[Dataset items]
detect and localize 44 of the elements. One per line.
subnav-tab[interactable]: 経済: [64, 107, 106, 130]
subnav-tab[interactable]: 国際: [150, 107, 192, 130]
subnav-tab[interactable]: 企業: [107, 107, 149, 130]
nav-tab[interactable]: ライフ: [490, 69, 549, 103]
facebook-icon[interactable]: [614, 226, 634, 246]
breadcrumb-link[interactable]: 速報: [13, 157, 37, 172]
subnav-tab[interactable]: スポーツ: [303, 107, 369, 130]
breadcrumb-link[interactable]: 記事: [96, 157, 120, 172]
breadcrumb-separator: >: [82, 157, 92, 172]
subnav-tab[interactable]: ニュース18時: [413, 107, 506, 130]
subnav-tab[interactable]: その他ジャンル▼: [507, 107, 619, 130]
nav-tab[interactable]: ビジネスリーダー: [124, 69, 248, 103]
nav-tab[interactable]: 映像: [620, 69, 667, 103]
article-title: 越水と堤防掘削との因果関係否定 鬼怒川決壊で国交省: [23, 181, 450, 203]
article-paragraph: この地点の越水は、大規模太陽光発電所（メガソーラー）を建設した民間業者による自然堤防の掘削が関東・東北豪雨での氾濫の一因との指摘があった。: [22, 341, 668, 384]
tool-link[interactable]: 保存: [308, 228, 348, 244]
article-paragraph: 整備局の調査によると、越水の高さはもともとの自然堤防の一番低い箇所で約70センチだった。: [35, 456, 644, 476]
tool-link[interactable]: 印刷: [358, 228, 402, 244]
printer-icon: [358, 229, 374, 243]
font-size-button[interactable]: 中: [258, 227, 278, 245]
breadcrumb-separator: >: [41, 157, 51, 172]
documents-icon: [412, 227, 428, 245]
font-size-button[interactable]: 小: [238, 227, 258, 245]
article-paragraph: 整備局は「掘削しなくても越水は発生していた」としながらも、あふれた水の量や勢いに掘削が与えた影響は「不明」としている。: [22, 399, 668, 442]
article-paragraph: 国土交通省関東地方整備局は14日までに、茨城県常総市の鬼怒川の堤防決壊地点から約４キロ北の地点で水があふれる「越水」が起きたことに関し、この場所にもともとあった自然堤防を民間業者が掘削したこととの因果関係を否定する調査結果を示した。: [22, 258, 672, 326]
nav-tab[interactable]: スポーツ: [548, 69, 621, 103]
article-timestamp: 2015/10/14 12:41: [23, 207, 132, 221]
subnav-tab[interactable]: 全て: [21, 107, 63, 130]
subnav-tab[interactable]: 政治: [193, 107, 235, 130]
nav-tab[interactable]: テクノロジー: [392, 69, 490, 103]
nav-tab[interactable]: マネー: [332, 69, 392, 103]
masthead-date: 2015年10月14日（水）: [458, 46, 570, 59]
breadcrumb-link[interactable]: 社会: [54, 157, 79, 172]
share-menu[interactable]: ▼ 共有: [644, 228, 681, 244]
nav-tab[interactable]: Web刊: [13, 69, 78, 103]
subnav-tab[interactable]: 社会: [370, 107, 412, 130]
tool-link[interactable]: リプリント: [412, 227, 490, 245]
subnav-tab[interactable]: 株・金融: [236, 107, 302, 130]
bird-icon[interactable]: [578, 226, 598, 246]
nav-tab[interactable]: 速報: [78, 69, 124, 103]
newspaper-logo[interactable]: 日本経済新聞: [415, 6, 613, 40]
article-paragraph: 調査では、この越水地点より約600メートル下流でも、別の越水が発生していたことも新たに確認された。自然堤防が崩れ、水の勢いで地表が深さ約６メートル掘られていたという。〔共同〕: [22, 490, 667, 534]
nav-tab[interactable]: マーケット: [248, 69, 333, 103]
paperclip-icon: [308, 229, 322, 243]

Task objective: Convert the rows from the very beginning through the row containing "nav-tab[interactable]: マネー: [332, 69, 392, 103]", both ends included, into a numbered list, omitting any blank lines.

Expected output:
1. detect and localize 44 of the elements. One per line.
2. subnav-tab[interactable]: 経済: [64, 107, 106, 130]
3. subnav-tab[interactable]: 国際: [150, 107, 192, 130]
4. subnav-tab[interactable]: 企業: [107, 107, 149, 130]
5. nav-tab[interactable]: ライフ: [490, 69, 549, 103]
6. facebook-icon[interactable]: [614, 226, 634, 246]
7. breadcrumb-link[interactable]: 速報: [13, 157, 37, 172]
8. subnav-tab[interactable]: スポーツ: [303, 107, 369, 130]
9. breadcrumb-link[interactable]: 記事: [96, 157, 120, 172]
10. breadcrumb-separator: >: [82, 157, 92, 172]
11. subnav-tab[interactable]: ニュース18時: [413, 107, 506, 130]
12. subnav-tab[interactable]: その他ジャンル▼: [507, 107, 619, 130]
13. nav-tab[interactable]: ビジネスリーダー: [124, 69, 248, 103]
14. nav-tab[interactable]: 映像: [620, 69, 667, 103]
15. article-title: 越水と堤防掘削との因果関係否定 鬼怒川決壊で国交省: [23, 181, 450, 203]
16. article-paragraph: この地点の越水は、大規模太陽光発電所（メガソーラー）を建設した民間業者による自然堤防の掘削が関東・東北豪雨での氾濫の一因との指摘があった。: [22, 341, 668, 384]
17. tool-link[interactable]: 保存: [308, 228, 348, 244]
18. article-paragraph: 整備局の調査によると、越水の高さはもともとの自然堤防の一番低い箇所で約70センチだった。: [35, 456, 644, 476]
19. tool-link[interactable]: 印刷: [358, 228, 402, 244]
20. printer-icon: [358, 229, 374, 243]
21. font-size-button[interactable]: 中: [258, 227, 278, 245]
22. breadcrumb-separator: >: [41, 157, 51, 172]
23. documents-icon: [412, 227, 428, 245]
24. font-size-button[interactable]: 小: [238, 227, 258, 245]
25. article-paragraph: 整備局は「掘削しなくても越水は発生していた」としながらも、あふれた水の量や勢いに掘削が与えた影響は「不明」としている。: [22, 399, 668, 442]
26. article-paragraph: 国土交通省関東地方整備局は14日までに、茨城県常総市の鬼怒川の堤防決壊地点から約４キロ北の地点で水があふれる「越水」が起きたことに関し、この場所にもともとあった自然堤防を民間業者が掘削したこととの因果関係を否定する調査結果を示した。: [22, 258, 672, 326]
27. nav-tab[interactable]: スポーツ: [548, 69, 621, 103]
28. article-timestamp: 2015/10/14 12:41: [23, 207, 132, 221]
29. subnav-tab[interactable]: 全て: [21, 107, 63, 130]
30. subnav-tab[interactable]: 政治: [193, 107, 235, 130]
31. nav-tab[interactable]: テクノロジー: [392, 69, 490, 103]
32. nav-tab[interactable]: マネー: [332, 69, 392, 103]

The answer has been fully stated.